* [TASK INSTRUCTIONS] In the material below, identify each line bearing the word "JSON". Reproduce those lines.

Dataset rows about figures

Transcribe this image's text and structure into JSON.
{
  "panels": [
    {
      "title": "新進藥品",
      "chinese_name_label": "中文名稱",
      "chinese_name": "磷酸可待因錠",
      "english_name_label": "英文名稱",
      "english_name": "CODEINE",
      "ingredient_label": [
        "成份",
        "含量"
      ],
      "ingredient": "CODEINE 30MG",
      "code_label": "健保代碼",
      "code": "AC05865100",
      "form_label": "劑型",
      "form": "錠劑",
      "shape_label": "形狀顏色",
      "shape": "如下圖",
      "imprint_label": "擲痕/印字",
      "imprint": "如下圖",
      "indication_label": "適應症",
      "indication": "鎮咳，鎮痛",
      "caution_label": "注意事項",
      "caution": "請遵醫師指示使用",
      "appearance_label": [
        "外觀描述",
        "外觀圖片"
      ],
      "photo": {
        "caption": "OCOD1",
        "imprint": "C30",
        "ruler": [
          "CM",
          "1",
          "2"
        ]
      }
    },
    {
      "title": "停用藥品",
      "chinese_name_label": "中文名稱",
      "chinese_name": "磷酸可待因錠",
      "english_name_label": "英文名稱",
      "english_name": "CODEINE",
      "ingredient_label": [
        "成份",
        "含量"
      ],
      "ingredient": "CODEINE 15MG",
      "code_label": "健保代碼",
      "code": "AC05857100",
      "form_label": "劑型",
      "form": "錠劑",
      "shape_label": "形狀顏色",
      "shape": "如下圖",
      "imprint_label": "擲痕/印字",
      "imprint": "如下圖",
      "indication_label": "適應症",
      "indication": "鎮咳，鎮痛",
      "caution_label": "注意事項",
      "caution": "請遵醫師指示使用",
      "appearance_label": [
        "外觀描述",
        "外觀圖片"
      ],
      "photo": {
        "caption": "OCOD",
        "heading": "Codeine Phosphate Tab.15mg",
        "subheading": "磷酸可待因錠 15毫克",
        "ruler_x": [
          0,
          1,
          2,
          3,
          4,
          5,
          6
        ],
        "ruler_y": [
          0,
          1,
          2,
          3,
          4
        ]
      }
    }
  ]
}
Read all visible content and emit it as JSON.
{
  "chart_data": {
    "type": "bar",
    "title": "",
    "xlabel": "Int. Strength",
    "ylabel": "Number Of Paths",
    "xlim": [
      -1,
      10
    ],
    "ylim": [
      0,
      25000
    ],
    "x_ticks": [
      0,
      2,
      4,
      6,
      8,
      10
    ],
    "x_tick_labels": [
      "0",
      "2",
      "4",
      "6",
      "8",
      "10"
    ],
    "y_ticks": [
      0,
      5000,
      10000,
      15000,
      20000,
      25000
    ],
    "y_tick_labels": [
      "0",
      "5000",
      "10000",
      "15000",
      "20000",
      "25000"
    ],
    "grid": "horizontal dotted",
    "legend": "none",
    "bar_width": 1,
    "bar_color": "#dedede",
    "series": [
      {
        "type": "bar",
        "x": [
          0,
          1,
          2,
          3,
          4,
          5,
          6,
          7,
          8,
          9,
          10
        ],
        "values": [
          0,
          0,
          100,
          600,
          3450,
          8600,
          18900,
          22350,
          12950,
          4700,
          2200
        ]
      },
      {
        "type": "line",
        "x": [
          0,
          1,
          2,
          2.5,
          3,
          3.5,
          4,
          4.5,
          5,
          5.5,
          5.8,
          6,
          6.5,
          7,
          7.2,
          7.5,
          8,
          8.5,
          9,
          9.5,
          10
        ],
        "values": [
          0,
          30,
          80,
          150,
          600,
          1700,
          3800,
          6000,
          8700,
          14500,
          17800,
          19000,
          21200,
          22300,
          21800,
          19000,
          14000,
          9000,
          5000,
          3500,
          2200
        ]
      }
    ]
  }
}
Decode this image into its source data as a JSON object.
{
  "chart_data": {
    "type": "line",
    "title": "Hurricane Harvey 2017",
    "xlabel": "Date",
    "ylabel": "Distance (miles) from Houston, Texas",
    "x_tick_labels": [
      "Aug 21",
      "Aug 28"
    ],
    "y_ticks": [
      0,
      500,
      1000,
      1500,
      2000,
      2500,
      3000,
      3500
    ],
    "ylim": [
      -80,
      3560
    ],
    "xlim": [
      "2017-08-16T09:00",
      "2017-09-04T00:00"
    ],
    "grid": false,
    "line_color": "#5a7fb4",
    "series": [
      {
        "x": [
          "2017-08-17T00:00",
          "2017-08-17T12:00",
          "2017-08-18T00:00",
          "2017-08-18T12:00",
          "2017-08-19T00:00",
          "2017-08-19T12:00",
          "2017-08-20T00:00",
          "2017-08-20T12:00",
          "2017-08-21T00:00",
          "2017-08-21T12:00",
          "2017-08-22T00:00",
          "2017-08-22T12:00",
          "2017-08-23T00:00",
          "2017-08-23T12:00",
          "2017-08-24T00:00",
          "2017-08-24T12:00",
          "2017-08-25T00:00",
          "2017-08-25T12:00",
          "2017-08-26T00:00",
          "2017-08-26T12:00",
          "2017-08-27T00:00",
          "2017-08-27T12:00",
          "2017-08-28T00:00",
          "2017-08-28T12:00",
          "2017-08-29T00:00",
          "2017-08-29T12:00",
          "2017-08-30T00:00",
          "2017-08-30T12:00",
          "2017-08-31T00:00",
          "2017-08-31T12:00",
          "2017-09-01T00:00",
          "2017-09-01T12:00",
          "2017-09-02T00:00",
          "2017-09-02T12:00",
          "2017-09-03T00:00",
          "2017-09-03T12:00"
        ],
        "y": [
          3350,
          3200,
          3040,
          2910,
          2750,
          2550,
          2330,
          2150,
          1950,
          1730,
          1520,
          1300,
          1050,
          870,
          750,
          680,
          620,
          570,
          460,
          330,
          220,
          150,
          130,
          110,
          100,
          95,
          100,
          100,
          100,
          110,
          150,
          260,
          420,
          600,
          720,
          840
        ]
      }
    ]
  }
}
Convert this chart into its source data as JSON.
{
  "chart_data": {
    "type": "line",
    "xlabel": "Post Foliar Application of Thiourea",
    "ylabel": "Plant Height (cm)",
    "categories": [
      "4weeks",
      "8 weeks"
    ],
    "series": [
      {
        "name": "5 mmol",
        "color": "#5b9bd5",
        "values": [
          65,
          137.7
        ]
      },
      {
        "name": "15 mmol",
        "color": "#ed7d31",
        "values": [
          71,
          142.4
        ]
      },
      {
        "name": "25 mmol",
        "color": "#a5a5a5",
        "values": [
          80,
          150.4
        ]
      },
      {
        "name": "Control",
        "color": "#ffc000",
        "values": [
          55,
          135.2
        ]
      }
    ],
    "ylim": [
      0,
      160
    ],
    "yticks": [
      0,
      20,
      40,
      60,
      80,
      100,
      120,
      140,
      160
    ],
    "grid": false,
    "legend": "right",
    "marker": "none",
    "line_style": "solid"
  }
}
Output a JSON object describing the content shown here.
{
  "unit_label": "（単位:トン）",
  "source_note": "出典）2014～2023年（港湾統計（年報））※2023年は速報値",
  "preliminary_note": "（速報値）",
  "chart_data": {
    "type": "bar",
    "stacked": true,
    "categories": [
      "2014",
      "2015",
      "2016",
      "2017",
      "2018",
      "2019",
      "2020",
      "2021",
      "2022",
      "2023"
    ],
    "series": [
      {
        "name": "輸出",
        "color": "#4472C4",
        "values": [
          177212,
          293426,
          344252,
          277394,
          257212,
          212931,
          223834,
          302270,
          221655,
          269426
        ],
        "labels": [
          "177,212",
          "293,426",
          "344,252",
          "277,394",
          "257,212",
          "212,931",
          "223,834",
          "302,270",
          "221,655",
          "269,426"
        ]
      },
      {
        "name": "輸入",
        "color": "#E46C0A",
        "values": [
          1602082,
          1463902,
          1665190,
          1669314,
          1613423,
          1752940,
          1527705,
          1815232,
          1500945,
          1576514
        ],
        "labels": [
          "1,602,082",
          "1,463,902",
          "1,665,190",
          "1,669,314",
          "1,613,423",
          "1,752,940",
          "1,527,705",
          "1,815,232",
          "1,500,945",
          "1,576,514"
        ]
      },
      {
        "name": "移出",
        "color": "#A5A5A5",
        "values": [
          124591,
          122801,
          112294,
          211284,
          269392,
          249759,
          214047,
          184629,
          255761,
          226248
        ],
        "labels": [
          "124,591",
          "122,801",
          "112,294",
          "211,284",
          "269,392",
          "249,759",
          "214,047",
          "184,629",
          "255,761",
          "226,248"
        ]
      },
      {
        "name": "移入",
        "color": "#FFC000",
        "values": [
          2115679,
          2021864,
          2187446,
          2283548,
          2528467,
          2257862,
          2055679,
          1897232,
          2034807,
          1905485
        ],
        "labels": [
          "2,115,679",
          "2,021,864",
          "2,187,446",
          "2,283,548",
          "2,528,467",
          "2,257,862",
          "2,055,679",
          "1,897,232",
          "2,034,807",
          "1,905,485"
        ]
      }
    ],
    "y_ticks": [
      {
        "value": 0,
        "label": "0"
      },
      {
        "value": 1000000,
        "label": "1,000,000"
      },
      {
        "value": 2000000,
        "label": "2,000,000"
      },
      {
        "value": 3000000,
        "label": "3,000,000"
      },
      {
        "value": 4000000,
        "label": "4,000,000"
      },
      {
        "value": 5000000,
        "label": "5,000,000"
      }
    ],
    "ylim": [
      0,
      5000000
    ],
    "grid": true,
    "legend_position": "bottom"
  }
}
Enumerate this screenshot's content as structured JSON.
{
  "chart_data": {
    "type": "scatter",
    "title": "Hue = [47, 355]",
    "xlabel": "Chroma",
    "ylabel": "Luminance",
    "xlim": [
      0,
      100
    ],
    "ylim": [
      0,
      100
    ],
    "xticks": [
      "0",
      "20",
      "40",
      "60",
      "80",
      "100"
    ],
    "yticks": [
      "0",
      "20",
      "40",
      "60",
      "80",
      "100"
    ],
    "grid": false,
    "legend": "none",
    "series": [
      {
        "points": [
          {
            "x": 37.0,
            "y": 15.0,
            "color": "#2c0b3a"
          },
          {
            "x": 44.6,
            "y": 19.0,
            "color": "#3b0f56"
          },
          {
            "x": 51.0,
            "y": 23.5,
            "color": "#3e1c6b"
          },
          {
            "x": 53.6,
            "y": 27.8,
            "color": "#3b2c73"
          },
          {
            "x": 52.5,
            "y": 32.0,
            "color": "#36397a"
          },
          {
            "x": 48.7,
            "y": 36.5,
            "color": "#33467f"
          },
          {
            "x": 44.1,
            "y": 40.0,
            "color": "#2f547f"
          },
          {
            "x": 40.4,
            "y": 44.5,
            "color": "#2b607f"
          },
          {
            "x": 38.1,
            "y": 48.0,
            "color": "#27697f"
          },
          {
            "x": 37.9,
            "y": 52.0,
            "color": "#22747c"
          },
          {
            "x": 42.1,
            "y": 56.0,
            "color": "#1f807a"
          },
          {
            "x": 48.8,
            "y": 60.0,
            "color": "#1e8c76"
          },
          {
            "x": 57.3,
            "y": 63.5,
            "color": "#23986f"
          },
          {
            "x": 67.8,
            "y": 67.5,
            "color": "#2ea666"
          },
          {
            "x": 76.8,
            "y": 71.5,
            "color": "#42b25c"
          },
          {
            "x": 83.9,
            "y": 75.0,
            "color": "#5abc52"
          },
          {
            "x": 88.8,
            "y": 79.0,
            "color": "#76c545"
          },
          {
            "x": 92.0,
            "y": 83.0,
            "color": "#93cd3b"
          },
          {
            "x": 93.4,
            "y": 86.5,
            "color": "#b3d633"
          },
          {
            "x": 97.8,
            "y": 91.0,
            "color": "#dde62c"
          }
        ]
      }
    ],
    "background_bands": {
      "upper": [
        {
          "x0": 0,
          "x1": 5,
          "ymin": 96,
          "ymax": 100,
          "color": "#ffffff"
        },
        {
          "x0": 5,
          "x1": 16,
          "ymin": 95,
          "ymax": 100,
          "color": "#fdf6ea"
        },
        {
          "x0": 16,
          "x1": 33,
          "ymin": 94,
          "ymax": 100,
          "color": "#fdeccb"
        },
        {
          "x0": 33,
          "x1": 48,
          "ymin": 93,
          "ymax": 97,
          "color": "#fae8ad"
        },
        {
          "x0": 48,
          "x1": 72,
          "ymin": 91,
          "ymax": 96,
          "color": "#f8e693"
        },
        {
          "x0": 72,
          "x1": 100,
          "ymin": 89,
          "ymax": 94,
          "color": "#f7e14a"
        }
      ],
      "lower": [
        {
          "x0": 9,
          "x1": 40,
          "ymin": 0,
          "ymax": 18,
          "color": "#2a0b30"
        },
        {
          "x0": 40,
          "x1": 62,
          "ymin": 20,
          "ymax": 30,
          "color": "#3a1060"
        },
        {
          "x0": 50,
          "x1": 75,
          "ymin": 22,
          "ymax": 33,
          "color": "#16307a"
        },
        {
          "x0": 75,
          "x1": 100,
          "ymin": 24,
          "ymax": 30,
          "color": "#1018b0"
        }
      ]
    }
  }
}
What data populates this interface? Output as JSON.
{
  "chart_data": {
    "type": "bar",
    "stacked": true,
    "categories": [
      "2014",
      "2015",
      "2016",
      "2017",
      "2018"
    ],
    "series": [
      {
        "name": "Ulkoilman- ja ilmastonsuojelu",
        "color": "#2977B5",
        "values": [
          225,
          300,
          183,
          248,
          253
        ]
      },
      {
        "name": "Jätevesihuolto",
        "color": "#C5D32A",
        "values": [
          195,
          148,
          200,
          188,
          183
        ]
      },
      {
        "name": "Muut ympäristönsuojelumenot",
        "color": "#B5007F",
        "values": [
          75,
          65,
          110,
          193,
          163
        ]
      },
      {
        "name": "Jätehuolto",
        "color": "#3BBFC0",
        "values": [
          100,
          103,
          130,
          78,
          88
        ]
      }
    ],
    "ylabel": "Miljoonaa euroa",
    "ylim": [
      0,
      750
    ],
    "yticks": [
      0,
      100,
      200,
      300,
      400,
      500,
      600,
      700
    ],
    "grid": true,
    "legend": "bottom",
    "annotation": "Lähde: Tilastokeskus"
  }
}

* [OUTPUT]
Transcribe this image's text and structure into JSON.
Read all visible content and emit it as JSON.
Decode this image into its source data as a JSON object.
Convert this chart into its source data as JSON.
Output a JSON object describing the content shown here.
Enumerate this screenshot's content as structured JSON.
What data populates this interface? Output as JSON.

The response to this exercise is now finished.